## What to produce
Report back each line of the records that contains the string "ncplot".
#### Supplied information ####
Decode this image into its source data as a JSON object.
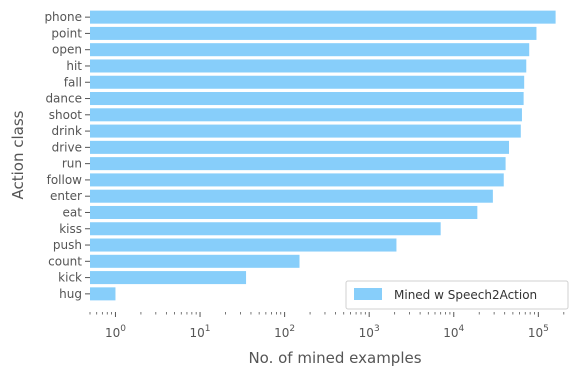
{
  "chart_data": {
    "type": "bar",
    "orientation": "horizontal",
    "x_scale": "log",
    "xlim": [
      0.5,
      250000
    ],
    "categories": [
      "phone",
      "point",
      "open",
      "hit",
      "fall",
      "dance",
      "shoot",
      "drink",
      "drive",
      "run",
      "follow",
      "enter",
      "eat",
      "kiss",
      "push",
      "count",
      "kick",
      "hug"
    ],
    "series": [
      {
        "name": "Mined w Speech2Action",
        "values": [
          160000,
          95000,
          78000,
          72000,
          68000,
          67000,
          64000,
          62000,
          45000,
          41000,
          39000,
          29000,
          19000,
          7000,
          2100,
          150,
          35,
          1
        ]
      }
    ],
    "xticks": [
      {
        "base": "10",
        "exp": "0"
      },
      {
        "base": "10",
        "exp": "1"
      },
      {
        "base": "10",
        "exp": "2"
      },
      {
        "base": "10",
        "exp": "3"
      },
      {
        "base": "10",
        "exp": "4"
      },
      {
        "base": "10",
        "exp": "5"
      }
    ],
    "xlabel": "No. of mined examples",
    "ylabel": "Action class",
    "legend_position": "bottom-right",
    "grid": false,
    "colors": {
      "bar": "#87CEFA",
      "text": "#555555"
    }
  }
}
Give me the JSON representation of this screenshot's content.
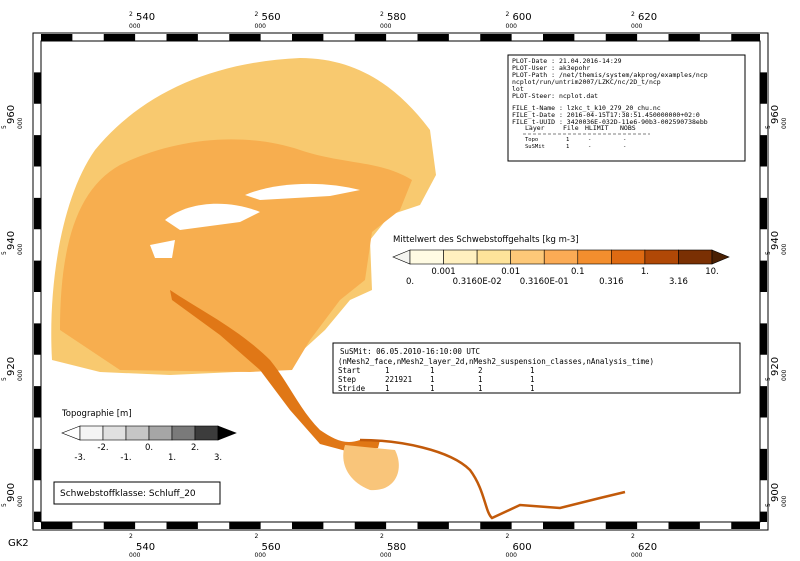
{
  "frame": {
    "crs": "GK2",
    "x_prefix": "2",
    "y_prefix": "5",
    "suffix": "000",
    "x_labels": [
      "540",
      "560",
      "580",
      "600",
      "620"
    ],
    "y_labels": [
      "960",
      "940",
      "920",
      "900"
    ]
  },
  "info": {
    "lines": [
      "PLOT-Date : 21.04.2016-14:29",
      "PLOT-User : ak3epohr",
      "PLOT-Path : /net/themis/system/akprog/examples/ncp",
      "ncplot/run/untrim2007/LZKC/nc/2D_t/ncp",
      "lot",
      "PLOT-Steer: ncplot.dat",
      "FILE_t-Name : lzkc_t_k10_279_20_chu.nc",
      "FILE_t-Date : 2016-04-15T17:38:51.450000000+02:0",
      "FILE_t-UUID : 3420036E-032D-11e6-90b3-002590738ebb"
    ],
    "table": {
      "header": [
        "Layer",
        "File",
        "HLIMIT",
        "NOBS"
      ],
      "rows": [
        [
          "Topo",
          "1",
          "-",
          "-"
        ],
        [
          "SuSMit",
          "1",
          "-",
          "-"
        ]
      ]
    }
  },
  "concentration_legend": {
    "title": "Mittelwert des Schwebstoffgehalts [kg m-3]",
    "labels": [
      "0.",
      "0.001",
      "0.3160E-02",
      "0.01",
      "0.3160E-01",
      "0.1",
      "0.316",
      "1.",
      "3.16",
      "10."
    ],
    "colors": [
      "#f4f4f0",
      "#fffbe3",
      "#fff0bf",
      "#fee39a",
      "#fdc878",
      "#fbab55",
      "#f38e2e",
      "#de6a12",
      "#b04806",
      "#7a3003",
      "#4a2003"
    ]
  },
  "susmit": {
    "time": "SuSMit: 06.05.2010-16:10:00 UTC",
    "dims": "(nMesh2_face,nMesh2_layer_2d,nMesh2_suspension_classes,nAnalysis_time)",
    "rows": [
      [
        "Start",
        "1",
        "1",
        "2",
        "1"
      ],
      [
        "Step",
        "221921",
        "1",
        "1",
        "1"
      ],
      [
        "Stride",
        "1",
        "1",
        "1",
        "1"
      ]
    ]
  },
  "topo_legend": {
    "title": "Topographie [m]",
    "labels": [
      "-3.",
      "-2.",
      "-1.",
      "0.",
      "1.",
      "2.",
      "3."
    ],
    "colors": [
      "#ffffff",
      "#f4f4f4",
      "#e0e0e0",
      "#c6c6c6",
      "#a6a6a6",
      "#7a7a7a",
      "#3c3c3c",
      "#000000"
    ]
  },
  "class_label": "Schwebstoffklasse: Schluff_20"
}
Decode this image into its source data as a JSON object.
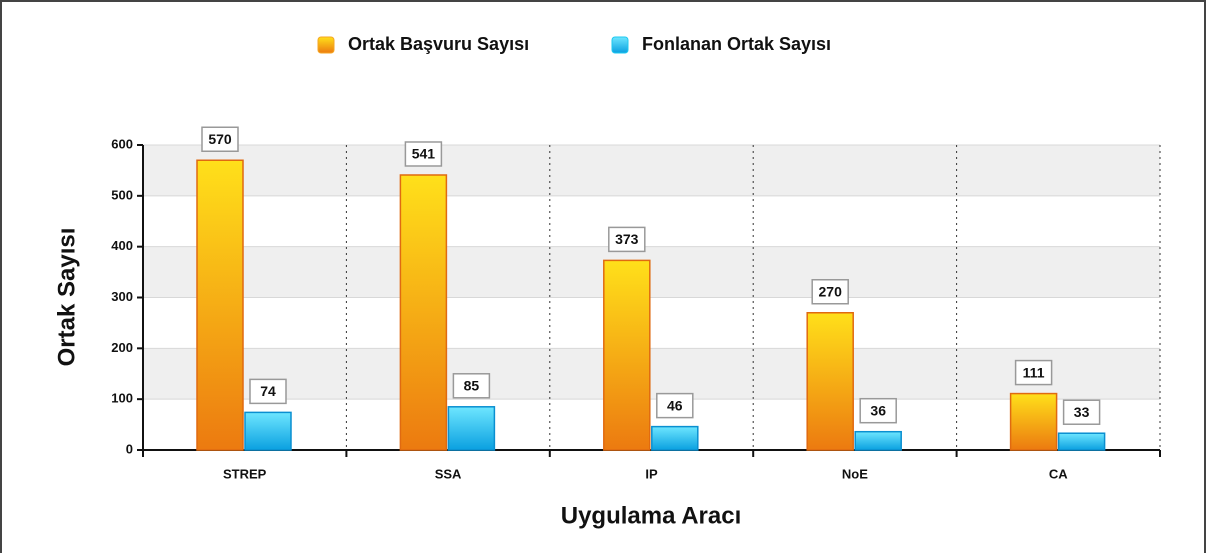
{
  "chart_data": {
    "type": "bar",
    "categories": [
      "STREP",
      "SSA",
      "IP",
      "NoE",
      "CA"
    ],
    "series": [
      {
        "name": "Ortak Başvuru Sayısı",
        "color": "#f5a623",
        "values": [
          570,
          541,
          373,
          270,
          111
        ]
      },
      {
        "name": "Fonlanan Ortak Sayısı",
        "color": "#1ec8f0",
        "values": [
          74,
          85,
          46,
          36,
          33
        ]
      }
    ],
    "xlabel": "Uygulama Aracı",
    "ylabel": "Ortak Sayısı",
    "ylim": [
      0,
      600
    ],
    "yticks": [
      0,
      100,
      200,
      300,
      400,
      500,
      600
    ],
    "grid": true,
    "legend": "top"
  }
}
####
#### Supplied information ####
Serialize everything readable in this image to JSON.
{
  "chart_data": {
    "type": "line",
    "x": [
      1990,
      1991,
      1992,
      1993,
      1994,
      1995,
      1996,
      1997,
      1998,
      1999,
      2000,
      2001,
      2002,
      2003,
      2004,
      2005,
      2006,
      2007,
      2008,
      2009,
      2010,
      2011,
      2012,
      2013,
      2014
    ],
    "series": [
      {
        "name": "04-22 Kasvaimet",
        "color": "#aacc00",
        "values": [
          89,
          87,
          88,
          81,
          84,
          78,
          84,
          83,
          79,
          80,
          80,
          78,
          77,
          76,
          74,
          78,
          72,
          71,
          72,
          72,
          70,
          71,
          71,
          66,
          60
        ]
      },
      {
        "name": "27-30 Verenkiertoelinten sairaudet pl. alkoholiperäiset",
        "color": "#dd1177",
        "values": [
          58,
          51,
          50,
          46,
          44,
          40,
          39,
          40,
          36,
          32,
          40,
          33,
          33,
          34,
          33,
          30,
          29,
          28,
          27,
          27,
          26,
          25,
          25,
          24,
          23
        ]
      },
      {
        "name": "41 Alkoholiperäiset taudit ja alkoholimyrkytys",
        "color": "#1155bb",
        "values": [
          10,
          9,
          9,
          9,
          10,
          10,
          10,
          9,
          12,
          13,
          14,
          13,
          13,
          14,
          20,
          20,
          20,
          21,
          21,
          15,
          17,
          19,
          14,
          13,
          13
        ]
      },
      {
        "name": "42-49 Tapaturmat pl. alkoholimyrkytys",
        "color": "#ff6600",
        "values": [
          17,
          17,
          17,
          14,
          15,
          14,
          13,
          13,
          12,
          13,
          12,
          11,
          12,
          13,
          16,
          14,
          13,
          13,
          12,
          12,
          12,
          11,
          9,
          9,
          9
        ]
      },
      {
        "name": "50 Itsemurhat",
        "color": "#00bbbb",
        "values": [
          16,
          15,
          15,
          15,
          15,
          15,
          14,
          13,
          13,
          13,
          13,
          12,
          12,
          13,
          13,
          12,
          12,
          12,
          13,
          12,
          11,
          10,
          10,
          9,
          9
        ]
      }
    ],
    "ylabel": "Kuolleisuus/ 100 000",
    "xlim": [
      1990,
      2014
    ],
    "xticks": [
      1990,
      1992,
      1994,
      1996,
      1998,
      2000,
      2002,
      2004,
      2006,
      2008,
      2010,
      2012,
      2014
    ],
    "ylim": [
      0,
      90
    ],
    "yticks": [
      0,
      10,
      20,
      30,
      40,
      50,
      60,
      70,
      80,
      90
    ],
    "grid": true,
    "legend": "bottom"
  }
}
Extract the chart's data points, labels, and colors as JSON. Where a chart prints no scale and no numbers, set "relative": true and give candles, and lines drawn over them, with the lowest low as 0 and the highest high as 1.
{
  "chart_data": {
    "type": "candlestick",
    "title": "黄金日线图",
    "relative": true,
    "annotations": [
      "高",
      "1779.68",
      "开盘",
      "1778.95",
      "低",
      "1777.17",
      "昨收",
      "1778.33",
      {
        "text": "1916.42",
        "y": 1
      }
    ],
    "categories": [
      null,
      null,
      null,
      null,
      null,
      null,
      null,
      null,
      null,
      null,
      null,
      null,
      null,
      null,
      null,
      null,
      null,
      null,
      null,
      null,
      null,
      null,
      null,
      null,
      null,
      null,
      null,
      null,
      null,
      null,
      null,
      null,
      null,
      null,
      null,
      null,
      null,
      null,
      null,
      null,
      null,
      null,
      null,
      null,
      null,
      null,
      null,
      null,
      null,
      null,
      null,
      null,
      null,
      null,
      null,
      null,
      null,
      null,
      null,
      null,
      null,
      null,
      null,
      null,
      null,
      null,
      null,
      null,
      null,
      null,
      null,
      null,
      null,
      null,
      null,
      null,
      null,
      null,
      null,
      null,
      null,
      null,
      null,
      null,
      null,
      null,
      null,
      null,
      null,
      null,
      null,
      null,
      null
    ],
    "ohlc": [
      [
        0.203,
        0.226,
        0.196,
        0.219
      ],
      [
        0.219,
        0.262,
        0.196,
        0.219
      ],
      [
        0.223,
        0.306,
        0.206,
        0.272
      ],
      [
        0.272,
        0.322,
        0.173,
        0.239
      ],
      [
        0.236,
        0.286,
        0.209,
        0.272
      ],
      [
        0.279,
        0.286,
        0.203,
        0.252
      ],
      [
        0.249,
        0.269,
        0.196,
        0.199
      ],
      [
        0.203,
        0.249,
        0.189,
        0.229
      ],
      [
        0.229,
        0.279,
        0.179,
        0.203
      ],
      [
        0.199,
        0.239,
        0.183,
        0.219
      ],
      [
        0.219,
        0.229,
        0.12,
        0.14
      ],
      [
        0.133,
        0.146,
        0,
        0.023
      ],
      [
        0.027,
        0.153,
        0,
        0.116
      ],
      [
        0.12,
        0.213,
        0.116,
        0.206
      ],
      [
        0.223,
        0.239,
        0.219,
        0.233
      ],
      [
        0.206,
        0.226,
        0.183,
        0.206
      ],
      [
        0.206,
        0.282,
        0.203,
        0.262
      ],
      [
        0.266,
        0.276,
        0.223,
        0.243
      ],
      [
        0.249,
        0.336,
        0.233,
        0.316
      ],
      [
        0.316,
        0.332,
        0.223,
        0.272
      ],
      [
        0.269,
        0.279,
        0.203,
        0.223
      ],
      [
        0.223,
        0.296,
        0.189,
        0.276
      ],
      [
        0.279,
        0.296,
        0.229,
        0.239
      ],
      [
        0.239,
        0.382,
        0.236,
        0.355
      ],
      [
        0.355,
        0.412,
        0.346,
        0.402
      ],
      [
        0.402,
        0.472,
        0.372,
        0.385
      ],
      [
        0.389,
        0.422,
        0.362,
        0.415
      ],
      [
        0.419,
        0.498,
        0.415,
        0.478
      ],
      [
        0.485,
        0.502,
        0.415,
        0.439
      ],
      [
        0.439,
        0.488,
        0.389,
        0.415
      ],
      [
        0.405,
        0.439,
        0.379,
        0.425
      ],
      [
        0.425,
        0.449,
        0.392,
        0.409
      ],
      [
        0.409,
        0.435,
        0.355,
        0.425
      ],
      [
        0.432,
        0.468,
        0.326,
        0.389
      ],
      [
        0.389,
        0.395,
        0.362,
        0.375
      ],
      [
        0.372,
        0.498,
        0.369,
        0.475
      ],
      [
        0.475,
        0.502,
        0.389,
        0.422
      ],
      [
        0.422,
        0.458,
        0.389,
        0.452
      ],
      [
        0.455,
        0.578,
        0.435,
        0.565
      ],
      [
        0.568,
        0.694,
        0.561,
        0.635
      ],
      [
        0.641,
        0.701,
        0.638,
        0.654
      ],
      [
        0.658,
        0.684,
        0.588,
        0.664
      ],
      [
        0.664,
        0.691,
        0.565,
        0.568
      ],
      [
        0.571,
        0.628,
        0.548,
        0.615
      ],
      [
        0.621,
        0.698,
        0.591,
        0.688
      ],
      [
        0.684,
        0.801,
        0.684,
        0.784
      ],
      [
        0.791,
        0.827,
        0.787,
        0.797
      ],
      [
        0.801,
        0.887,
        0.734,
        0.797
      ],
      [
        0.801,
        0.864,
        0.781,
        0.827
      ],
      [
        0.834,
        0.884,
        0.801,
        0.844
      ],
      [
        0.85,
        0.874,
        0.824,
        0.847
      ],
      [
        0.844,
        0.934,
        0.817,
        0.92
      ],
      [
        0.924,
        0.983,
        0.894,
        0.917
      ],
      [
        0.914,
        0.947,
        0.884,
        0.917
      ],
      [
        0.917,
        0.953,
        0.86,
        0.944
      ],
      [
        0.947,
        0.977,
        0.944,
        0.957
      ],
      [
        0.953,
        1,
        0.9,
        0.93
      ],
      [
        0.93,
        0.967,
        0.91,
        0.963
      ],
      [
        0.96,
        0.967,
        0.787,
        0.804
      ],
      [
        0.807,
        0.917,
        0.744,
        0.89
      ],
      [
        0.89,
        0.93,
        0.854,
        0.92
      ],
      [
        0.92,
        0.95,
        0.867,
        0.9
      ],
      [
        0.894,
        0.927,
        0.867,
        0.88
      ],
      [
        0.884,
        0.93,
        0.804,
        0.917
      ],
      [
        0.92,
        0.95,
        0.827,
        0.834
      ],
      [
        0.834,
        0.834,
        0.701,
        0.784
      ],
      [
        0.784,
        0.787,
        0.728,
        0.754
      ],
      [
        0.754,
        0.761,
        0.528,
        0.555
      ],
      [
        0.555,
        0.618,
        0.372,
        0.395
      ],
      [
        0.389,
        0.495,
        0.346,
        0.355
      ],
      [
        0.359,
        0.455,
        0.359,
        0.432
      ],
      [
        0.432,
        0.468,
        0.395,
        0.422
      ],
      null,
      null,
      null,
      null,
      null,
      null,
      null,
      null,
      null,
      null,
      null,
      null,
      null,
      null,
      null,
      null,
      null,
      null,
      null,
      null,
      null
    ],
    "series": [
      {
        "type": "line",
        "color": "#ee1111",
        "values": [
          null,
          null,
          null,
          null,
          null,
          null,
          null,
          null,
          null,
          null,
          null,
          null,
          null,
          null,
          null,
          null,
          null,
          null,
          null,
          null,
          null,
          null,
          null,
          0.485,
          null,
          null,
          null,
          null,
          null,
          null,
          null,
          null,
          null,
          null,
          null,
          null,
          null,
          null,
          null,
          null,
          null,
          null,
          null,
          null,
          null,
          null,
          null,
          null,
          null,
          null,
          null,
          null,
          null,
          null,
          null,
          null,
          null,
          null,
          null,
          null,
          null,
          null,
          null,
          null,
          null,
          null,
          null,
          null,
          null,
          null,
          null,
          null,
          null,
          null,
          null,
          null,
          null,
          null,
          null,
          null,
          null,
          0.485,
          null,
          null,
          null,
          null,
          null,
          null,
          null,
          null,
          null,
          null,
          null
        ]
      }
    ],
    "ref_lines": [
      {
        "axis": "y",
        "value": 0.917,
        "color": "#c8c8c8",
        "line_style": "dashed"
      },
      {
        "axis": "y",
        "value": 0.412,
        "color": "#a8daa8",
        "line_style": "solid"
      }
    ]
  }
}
####
#### Supplied information ####
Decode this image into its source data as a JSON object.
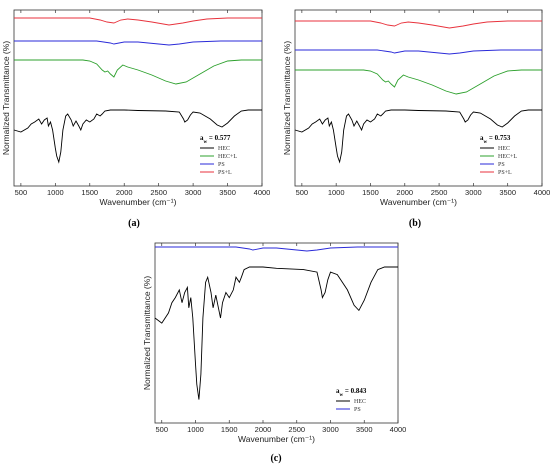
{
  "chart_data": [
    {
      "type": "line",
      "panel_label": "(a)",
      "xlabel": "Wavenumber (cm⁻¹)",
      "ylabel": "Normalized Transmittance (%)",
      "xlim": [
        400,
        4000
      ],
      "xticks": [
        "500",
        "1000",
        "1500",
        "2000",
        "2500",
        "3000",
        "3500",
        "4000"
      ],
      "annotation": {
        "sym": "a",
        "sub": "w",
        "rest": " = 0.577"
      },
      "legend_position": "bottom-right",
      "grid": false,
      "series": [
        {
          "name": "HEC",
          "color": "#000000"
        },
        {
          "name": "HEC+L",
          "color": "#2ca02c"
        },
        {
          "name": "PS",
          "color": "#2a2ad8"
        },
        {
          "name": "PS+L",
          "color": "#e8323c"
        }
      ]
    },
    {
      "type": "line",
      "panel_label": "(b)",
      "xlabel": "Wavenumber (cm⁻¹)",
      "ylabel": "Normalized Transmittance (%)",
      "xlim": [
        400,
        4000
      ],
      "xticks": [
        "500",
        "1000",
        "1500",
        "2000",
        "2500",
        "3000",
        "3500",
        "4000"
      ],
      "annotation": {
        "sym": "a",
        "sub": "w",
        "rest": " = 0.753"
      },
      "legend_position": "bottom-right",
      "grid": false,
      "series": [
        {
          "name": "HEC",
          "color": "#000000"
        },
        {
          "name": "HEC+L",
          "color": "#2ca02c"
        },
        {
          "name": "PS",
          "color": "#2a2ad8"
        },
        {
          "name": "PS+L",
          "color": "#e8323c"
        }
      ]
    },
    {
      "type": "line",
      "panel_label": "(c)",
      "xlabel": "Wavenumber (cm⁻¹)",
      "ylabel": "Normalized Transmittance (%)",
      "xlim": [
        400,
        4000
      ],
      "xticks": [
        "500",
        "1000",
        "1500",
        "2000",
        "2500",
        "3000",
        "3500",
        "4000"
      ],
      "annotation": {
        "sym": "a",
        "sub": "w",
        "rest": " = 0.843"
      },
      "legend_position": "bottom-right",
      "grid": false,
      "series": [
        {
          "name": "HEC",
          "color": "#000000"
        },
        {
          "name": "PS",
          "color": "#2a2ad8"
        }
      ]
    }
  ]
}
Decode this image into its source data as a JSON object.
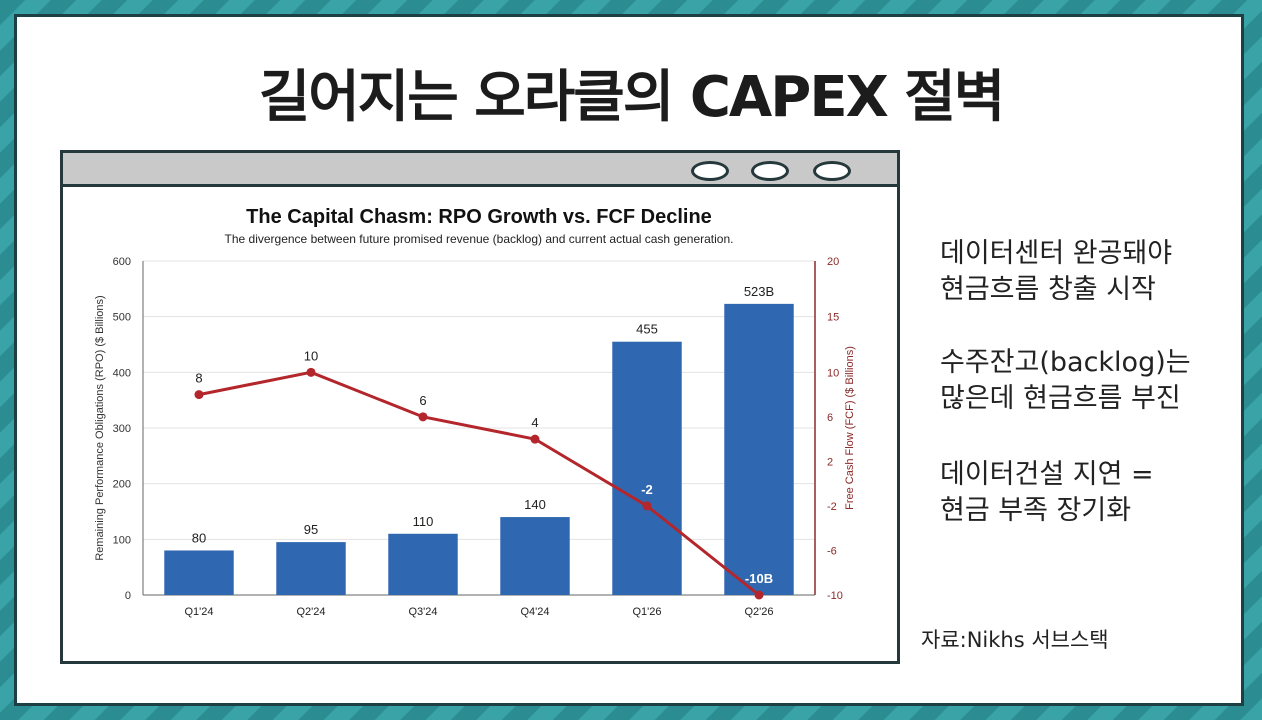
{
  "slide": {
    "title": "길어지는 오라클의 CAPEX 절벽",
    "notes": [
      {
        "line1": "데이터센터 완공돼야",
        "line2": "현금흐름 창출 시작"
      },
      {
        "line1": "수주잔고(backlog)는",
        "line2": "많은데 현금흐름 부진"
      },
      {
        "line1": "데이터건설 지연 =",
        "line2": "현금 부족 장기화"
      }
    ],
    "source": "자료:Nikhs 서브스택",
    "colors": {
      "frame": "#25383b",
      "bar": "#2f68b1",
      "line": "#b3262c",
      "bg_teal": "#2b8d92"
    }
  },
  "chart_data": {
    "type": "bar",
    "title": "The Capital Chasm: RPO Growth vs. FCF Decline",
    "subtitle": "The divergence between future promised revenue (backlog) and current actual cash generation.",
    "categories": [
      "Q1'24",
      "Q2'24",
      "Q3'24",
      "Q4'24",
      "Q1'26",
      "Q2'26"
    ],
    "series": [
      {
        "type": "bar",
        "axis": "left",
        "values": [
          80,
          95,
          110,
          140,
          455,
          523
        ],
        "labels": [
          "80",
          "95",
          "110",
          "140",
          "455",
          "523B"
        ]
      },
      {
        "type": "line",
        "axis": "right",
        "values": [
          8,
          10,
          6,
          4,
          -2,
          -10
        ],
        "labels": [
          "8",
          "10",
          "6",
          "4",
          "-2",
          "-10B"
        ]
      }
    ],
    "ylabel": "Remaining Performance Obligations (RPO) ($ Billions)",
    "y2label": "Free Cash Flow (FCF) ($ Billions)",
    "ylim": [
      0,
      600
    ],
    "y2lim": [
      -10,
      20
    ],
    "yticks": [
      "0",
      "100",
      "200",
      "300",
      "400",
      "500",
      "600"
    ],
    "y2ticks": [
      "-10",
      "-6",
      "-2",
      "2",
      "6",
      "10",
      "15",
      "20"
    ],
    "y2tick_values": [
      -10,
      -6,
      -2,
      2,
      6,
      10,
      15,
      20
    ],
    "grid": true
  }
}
####
## The result
      "ncplot/run/untrim2007/LZKC/nc/2D_t/ncp",
      "PLOT-Steer: ncplot.dat",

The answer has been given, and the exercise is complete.